Start of Available records

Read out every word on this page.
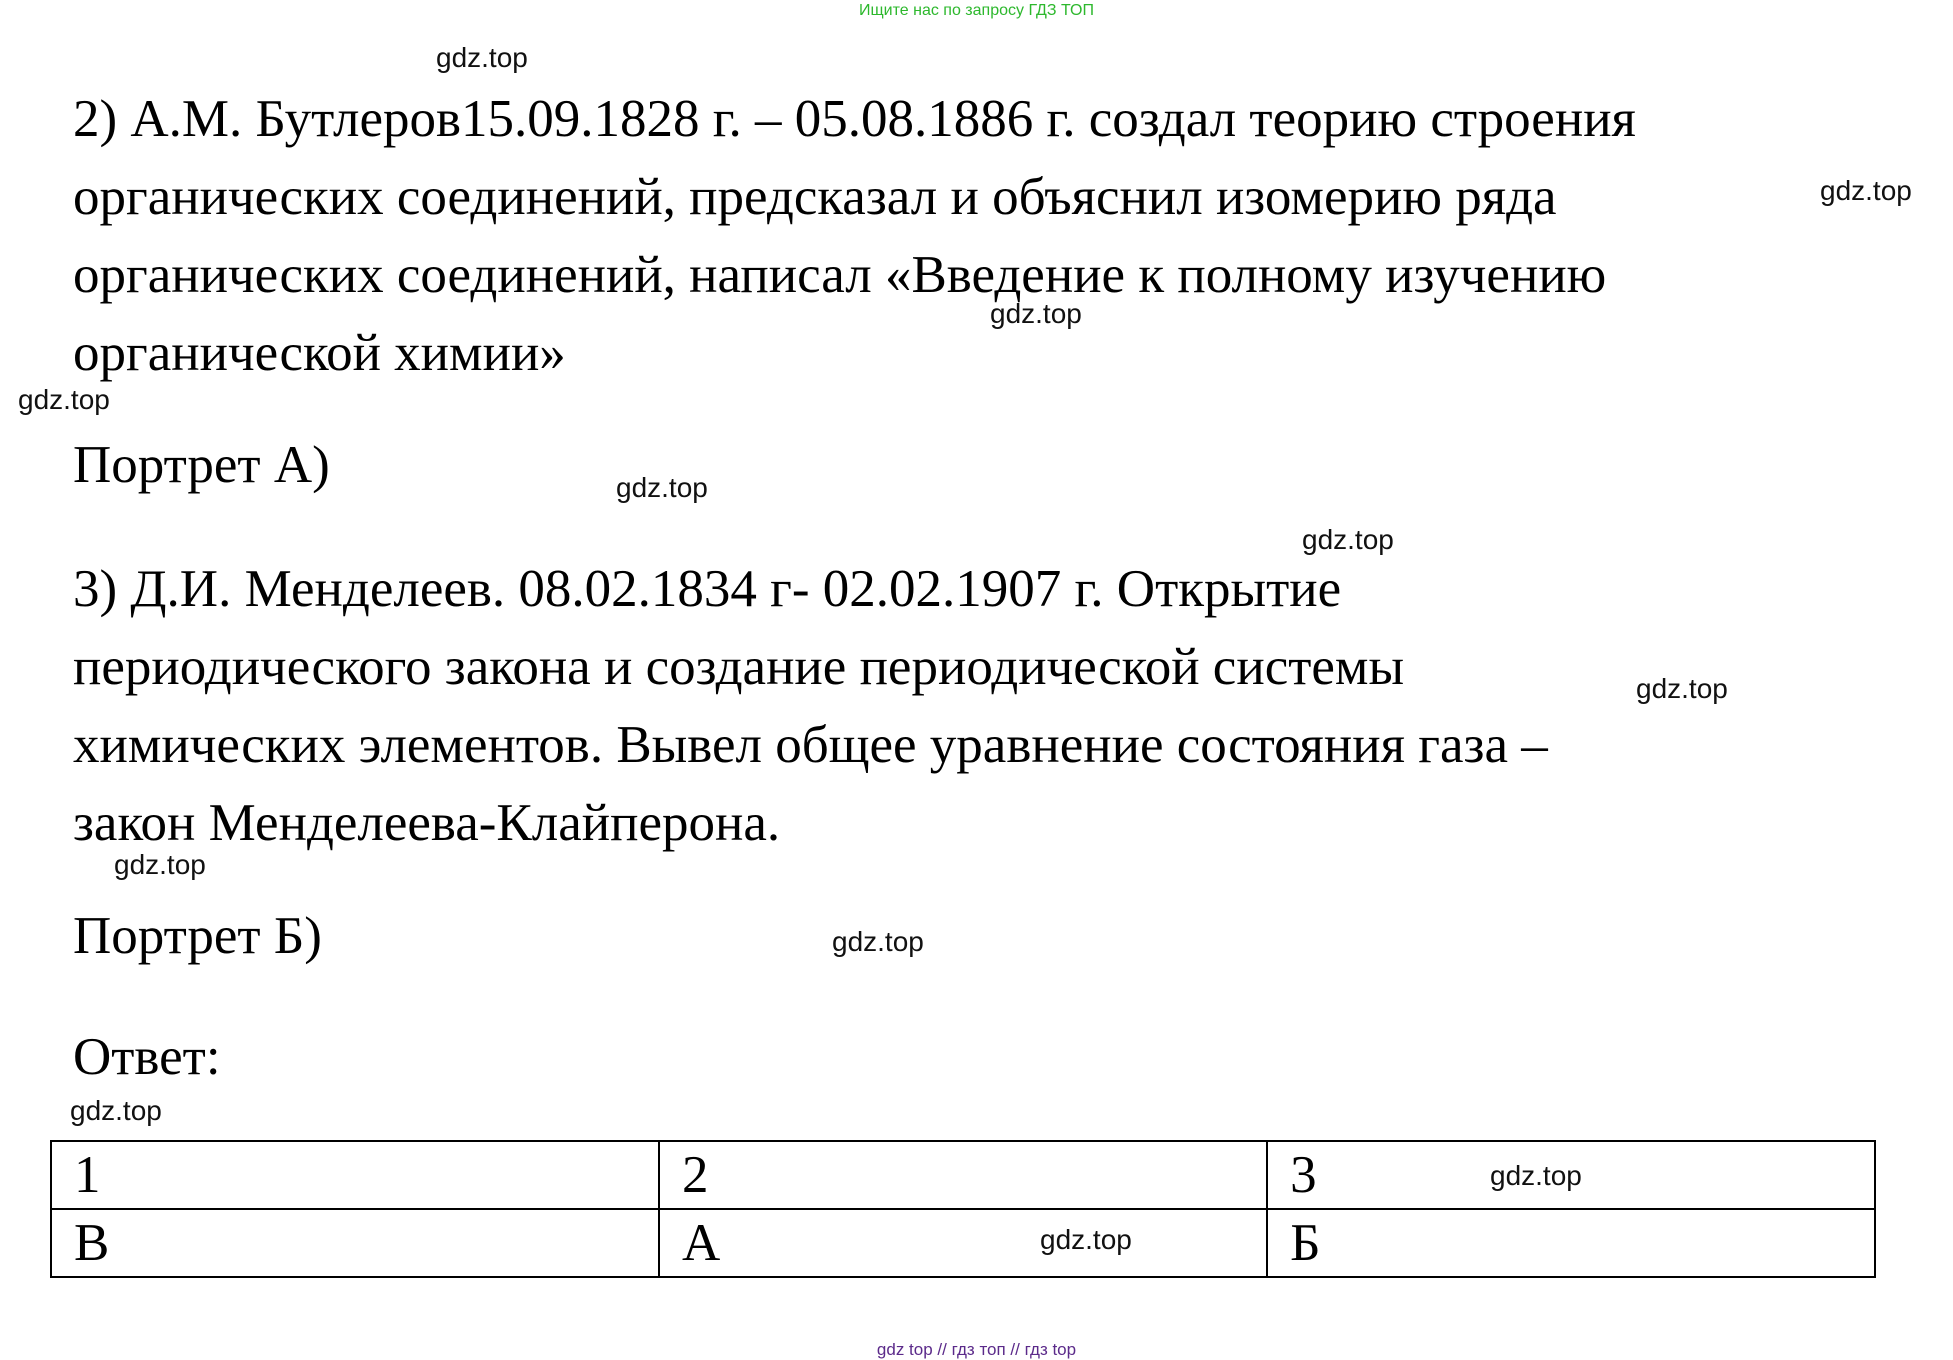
Ищите нас по запросу ГДЗ ТОП

2) А.М. Бутлеров15.09.1828 г. – 05.08.1886 г. создал теорию строения органических соединений, предсказал и объяснил изомерию ряда органических соединений, написал «Введение к полному изучению органической химии»

Портрет А)

3) Д.И. Менделеев. 08.02.1834 г- 02.02.1907 г. Открытие периодического закона и создание периодической системы химических элементов. Вывел общее уравнение состояния газа – закон Менделеева-Клайперона.

Портрет Б)

Ответ:

1	2	3
В	А	Б
gdz.top
gdz.top
gdz.top
gdz.top
gdz.top
gdz.top
gdz.top
gdz.top
gdz.top
gdz.top
gdz.top
gdz.top
gdz top // гдз топ // гдз top
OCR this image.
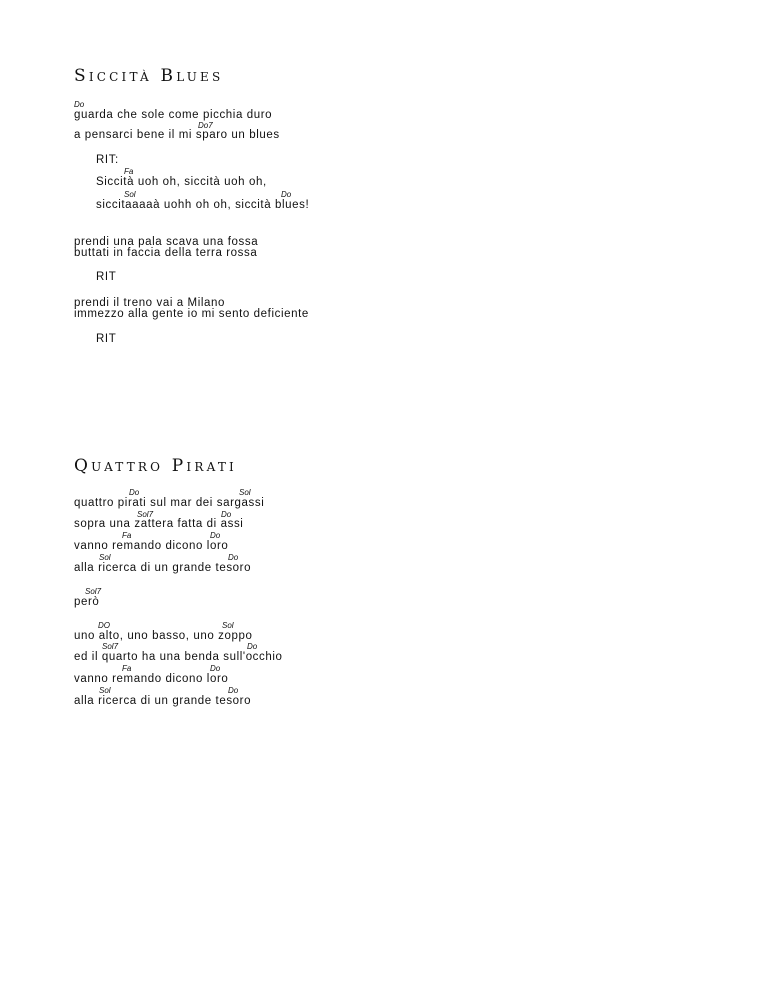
Siccità Blues
Do
guarda che sole come picchia duro
Do7
a pensarci bene il mi sparo un blues
RIT:
Fa
Siccità uoh oh, siccità uoh oh,
Sol	Do
siccitaaaaà uohh oh oh, siccità blues!
prendi una pala scava una fossa
buttati in faccia della terra rossa
RIT
prendi il treno vai a Milano
immezzo alla gente io mi sento deficiente
RIT
Quattro Pirati
Do	Sol
quattro pirati sul mar dei sargassi
Sol7	Do
sopra una zattera fatta di assi
Fa	Do
vanno remando dicono loro
Sol	Do
alla ricerca di un grande tesoro
Sol7
però
DO	Sol
uno alto, uno basso, uno zoppo
Sol7	Do
ed il quarto ha una benda sull'occhio
Fa	Do
vanno remando dicono loro
Sol	Do
alla ricerca di un grande tesoro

End of Available records

_Aim_: Copy the records above exactly. The pictures are not part of the copy.

_Response below_:
Read out every word on this page.
Ищите нас по запросу ГДЗ ТОП

2) А.М. Бутлеров15.09.1828 г. – 05.08.1886 г. создал теорию строения органических соединений, предсказал и объяснил изомерию ряда органических соединений, написал «Введение к полному изучению органической химии»

Портрет А)

3) Д.И. Менделеев. 08.02.1834 г- 02.02.1907 г. Открытие периодического закона и создание периодической системы химических элементов. Вывел общее уравнение состояния газа – закон Менделеева-Клайперона.

Портрет Б)

Ответ:

1	2	3
В	А	Б
gdz.top
gdz.top
gdz.top
gdz.top
gdz.top
gdz.top
gdz.top
gdz.top
gdz.top
gdz.top
gdz.top
gdz.top
gdz top // гдз топ // гдз top
OCR this image.
Siccità Blues
Do
guarda che sole come picchia duro
Do7
a pensarci bene il mi sparo un blues
RIT:
Fa
Siccità uoh oh, siccità uoh oh,
Sol	Do
siccitaaaaà uohh oh oh, siccità blues!
prendi una pala scava una fossa
buttati in faccia della terra rossa
RIT
prendi il treno vai a Milano
immezzo alla gente io mi sento deficiente
RIT
Quattro Pirati
Do	Sol
quattro pirati sul mar dei sargassi
Sol7	Do
sopra una zattera fatta di assi
Fa	Do
vanno remando dicono loro
Sol	Do
alla ricerca di un grande tesoro
Sol7
però
DO	Sol
uno alto, uno basso, uno zoppo
Sol7	Do
ed il quarto ha una benda sull'occhio
Fa	Do
vanno remando dicono loro
Sol	Do
alla ricerca di un grande tesoro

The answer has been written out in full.